(Stored data entries)

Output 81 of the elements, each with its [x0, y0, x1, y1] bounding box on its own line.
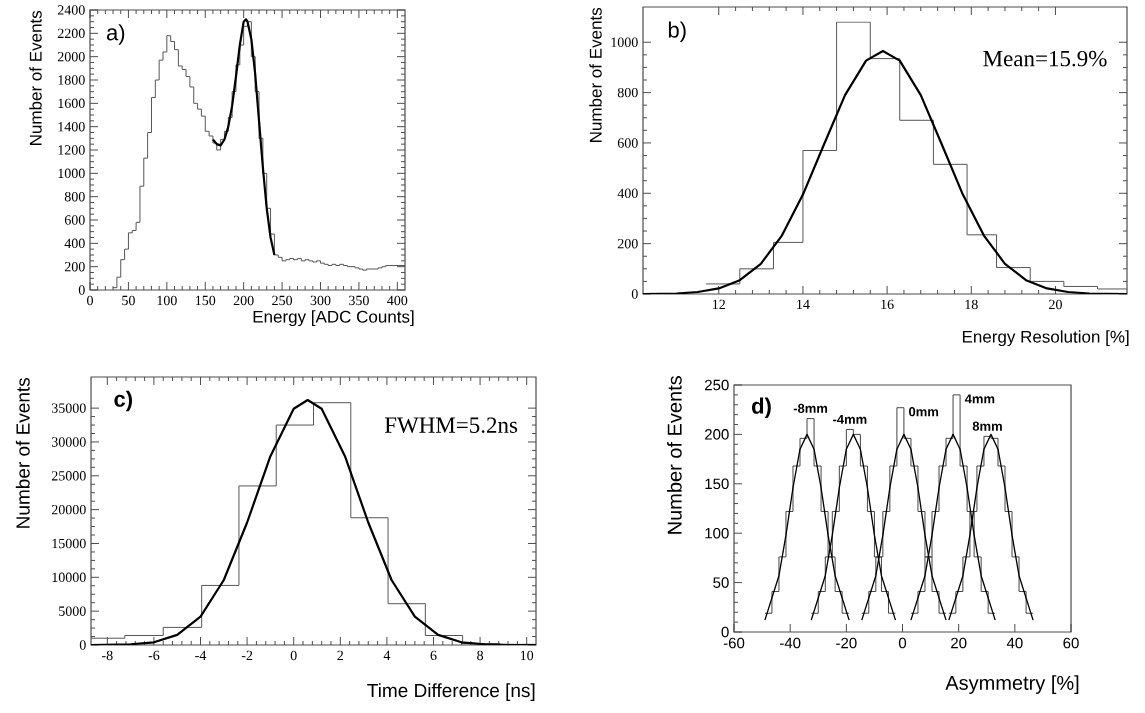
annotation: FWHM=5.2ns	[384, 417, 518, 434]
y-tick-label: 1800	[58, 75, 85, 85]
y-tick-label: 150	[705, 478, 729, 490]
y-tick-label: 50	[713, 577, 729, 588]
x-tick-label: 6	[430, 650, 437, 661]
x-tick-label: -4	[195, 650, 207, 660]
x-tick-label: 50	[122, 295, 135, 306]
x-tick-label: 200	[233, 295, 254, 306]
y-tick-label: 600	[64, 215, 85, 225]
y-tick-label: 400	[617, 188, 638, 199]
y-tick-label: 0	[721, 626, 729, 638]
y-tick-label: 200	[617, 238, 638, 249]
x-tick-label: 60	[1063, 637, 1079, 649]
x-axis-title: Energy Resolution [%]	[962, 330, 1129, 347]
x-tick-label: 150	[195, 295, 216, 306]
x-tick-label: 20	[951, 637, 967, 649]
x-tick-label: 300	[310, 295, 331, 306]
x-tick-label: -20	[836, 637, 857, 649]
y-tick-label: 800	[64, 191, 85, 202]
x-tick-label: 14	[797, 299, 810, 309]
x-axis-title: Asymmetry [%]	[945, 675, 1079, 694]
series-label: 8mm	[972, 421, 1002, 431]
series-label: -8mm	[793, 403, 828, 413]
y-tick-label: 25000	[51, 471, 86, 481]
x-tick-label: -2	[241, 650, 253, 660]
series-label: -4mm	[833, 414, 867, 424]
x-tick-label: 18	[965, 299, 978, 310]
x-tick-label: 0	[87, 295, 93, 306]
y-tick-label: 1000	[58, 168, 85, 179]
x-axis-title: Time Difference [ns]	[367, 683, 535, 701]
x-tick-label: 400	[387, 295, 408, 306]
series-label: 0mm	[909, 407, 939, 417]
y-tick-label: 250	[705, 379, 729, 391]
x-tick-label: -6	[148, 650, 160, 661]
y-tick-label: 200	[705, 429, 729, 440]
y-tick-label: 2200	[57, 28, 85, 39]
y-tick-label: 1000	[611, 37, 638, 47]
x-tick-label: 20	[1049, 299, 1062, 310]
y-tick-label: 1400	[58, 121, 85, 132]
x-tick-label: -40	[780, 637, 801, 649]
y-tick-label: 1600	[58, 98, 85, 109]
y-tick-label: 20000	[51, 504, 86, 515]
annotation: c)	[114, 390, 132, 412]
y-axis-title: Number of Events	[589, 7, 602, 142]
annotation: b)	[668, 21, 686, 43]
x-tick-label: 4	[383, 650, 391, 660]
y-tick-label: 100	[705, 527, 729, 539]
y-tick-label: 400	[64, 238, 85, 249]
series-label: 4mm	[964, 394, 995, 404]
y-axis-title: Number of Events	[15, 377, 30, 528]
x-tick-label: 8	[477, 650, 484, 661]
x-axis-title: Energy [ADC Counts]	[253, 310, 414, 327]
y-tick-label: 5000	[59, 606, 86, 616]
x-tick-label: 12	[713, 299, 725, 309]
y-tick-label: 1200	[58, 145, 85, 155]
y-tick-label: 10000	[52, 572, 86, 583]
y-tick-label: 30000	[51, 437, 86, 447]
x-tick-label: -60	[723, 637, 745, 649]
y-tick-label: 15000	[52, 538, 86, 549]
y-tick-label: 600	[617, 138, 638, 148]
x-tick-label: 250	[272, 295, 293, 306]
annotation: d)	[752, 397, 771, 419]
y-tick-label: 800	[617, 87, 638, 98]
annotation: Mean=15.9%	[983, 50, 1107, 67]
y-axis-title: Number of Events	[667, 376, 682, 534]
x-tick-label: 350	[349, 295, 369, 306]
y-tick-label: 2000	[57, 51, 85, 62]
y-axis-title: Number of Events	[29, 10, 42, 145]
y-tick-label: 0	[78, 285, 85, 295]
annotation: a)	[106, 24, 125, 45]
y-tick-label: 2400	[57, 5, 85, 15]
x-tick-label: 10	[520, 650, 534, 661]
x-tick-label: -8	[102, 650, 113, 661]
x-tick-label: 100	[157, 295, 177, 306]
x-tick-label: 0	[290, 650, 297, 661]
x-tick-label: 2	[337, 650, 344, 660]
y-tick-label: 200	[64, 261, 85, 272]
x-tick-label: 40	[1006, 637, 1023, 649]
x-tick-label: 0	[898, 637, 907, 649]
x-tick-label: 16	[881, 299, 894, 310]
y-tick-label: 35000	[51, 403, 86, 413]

> **PROBLEM DESCRIPTION**
Copy the listing above line for line without any changes, but omit the pictures from your answer.

> **CORRECT RESULT**
Output 81 of the elements, each with its [x0, y0, x1, y1] bounding box on its own line.
annotation: FWHM=5.2ns	[384, 417, 518, 434]
y-tick-label: 1800	[58, 75, 85, 85]
y-tick-label: 150	[705, 478, 729, 490]
y-tick-label: 50	[713, 577, 729, 588]
x-tick-label: 6	[430, 650, 437, 661]
x-tick-label: -4	[195, 650, 207, 660]
x-tick-label: 50	[122, 295, 135, 306]
x-tick-label: 200	[233, 295, 254, 306]
y-tick-label: 600	[64, 215, 85, 225]
y-tick-label: 400	[617, 188, 638, 199]
y-tick-label: 0	[721, 626, 729, 638]
y-tick-label: 200	[617, 238, 638, 249]
x-tick-label: 60	[1063, 637, 1079, 649]
x-axis-title: Energy Resolution [%]	[962, 330, 1129, 347]
x-tick-label: 150	[195, 295, 216, 306]
x-tick-label: 20	[951, 637, 967, 649]
x-tick-label: 300	[310, 295, 331, 306]
x-tick-label: -20	[836, 637, 857, 649]
y-tick-label: 800	[64, 191, 85, 202]
x-tick-label: 14	[797, 299, 810, 309]
x-axis-title: Asymmetry [%]	[945, 675, 1079, 694]
series-label: 8mm	[972, 421, 1002, 431]
series-label: -8mm	[793, 403, 828, 413]
y-tick-label: 25000	[51, 471, 86, 481]
x-tick-label: -2	[241, 650, 253, 660]
series-label: -4mm	[833, 414, 867, 424]
x-tick-label: 18	[965, 299, 978, 310]
x-tick-label: 0	[87, 295, 93, 306]
y-tick-label: 1000	[58, 168, 85, 179]
x-axis-title: Time Difference [ns]	[367, 683, 535, 701]
x-tick-label: 400	[387, 295, 408, 306]
series-label: 0mm	[909, 407, 939, 417]
y-tick-label: 250	[705, 379, 729, 391]
x-tick-label: -6	[148, 650, 160, 661]
y-tick-label: 200	[705, 429, 729, 440]
y-tick-label: 2200	[57, 28, 85, 39]
y-tick-label: 1000	[611, 37, 638, 47]
x-tick-label: 20	[1049, 299, 1062, 310]
y-tick-label: 1400	[58, 121, 85, 132]
x-tick-label: -40	[780, 637, 801, 649]
y-tick-label: 1600	[58, 98, 85, 109]
y-tick-label: 20000	[51, 504, 86, 515]
annotation: c)	[114, 390, 132, 412]
y-axis-title: Number of Events	[589, 7, 602, 142]
annotation: b)	[668, 21, 686, 43]
x-tick-label: 4	[383, 650, 391, 660]
y-tick-label: 100	[705, 527, 729, 539]
y-tick-label: 400	[64, 238, 85, 249]
series-label: 4mm	[964, 394, 995, 404]
y-axis-title: Number of Events	[15, 377, 30, 528]
x-tick-label: 8	[477, 650, 484, 661]
x-axis-title: Energy [ADC Counts]	[253, 310, 414, 327]
y-tick-label: 5000	[59, 606, 86, 616]
x-tick-label: 12	[713, 299, 725, 309]
y-tick-label: 1200	[58, 145, 85, 155]
y-tick-label: 10000	[52, 572, 86, 583]
y-tick-label: 30000	[51, 437, 86, 447]
x-tick-label: -60	[723, 637, 745, 649]
y-tick-label: 15000	[52, 538, 86, 549]
y-tick-label: 600	[617, 138, 638, 148]
x-tick-label: 250	[272, 295, 293, 306]
annotation: d)	[752, 397, 771, 419]
y-tick-label: 800	[617, 87, 638, 98]
annotation: Mean=15.9%	[983, 50, 1107, 67]
y-axis-title: Number of Events	[667, 376, 682, 534]
x-tick-label: 350	[349, 295, 369, 306]
y-tick-label: 2000	[57, 51, 85, 62]
y-axis-title: Number of Events	[29, 10, 42, 145]
y-tick-label: 0	[78, 285, 85, 295]
annotation: a)	[106, 24, 125, 45]
y-tick-label: 2400	[57, 5, 85, 15]
x-tick-label: 10	[520, 650, 534, 661]
x-tick-label: -8	[102, 650, 113, 661]
x-tick-label: 100	[157, 295, 177, 306]
x-tick-label: 0	[290, 650, 297, 661]
x-tick-label: 2	[337, 650, 344, 660]
y-tick-label: 200	[64, 261, 85, 272]
x-tick-label: 40	[1006, 637, 1023, 649]
x-tick-label: 0	[898, 637, 907, 649]
x-tick-label: 16	[881, 299, 894, 310]
y-tick-label: 35000	[51, 403, 86, 413]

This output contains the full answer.